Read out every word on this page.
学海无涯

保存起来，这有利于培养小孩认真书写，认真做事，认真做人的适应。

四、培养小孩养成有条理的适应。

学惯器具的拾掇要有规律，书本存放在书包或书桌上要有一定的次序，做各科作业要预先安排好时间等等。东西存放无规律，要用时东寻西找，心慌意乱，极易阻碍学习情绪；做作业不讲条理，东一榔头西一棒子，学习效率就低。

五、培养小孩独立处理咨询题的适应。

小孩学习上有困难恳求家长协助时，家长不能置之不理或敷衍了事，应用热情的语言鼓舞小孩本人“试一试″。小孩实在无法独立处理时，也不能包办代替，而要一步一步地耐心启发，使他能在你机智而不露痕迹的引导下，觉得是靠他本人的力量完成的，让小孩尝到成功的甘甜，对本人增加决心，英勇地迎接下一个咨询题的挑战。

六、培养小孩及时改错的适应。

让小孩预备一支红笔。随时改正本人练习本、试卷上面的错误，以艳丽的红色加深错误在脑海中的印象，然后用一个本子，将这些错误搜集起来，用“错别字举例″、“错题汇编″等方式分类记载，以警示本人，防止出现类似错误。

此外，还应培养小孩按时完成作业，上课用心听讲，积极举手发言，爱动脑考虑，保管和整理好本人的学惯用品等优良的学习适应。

______

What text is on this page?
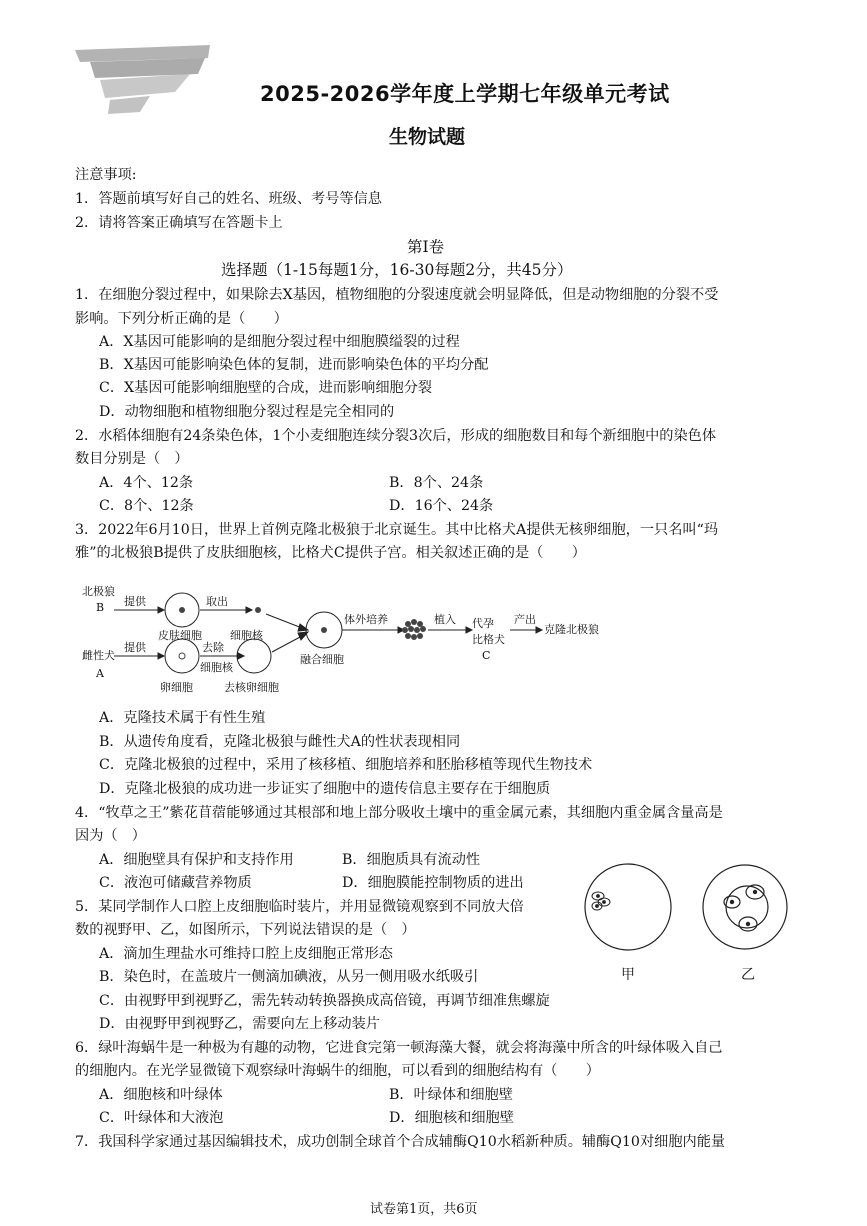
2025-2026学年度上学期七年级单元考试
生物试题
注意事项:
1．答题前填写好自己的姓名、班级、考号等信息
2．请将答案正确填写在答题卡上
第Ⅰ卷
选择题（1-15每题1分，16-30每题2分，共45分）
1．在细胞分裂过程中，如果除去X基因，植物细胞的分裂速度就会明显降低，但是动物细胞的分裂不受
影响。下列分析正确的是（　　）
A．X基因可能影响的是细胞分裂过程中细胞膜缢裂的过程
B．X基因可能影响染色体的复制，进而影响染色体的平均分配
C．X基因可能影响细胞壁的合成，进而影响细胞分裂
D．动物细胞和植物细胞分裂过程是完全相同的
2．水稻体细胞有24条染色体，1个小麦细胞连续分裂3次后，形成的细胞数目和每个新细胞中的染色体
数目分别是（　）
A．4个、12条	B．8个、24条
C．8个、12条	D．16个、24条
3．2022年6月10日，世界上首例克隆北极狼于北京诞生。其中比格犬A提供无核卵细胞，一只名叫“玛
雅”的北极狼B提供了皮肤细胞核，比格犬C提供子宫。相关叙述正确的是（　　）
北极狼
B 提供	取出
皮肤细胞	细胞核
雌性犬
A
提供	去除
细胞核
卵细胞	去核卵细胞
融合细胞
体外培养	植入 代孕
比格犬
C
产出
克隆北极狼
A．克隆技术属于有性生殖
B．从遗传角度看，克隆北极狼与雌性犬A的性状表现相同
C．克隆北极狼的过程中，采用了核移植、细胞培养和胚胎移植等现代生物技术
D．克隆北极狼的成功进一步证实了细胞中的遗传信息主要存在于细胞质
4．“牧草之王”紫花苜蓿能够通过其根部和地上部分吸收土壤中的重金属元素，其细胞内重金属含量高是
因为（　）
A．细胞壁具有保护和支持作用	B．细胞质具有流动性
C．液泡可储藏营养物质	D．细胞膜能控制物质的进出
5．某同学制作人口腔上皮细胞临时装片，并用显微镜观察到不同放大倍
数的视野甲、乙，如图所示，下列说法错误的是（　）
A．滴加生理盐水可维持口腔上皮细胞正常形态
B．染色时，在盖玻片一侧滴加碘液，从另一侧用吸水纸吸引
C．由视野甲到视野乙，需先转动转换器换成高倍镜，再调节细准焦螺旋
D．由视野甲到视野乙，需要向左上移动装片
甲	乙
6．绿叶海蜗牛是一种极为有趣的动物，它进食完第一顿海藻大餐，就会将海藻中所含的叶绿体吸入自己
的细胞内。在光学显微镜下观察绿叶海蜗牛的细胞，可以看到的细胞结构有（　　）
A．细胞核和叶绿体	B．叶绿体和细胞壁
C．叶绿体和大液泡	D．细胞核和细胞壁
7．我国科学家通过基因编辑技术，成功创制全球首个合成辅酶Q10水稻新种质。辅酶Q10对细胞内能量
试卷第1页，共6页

______

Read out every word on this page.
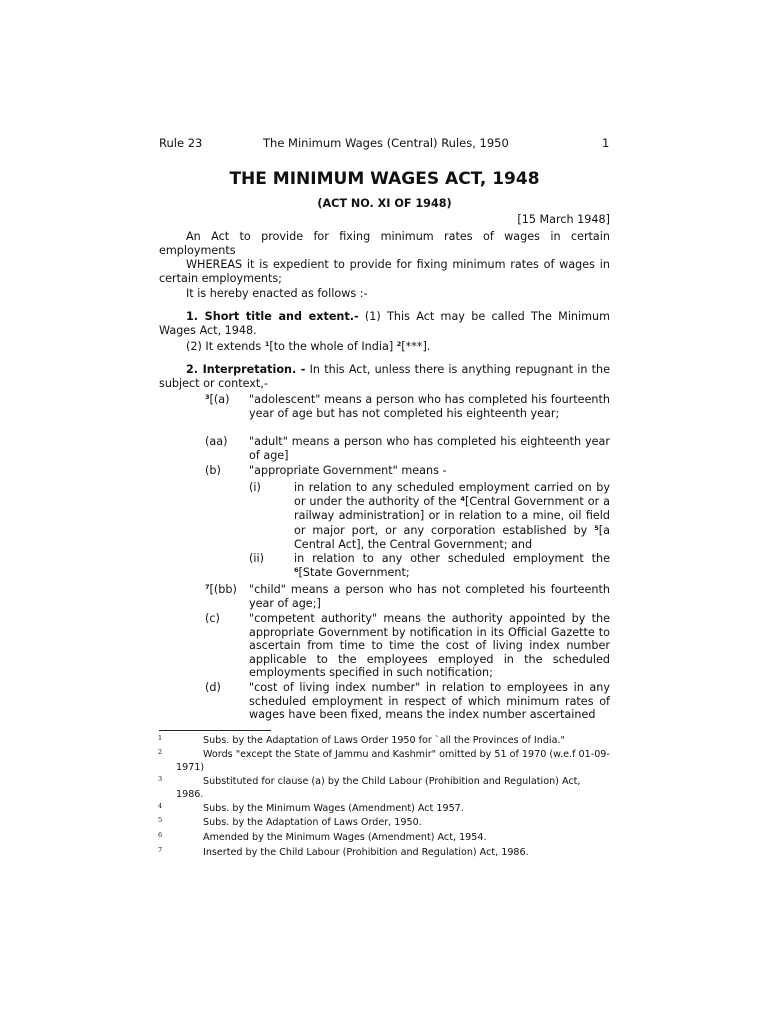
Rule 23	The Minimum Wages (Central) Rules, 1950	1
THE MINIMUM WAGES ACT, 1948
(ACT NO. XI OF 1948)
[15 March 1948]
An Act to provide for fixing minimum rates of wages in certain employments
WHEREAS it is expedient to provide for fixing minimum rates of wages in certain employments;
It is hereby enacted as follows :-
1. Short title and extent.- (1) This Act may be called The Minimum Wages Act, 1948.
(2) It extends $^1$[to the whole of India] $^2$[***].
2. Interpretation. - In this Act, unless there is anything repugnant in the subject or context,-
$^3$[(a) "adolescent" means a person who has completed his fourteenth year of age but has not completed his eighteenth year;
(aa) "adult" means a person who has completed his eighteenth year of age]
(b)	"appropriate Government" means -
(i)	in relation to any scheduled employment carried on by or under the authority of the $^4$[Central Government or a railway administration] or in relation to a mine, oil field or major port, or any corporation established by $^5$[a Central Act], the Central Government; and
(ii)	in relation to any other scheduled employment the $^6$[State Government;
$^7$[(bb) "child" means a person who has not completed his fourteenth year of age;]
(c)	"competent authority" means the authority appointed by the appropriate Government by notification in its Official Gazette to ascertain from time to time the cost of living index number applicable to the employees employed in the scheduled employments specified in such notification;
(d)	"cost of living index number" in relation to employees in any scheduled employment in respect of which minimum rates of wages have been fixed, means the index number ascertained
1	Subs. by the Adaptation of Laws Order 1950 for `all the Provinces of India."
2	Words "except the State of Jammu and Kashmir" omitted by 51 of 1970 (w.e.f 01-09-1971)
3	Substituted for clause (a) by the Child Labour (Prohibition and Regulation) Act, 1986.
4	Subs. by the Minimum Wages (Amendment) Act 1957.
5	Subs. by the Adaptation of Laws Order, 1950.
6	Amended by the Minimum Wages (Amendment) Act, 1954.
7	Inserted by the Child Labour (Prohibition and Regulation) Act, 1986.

______

» AIM OF THE EXERCISE: Leave out every line without the string "Labour" and copy the rest.

» WORKED ANSWER:
3	Substituted for clause (a) by the Child Labour (Prohibition and Regulation) Act, 1986.
7	Inserted by the Child Labour (Prohibition and Regulation) Act, 1986.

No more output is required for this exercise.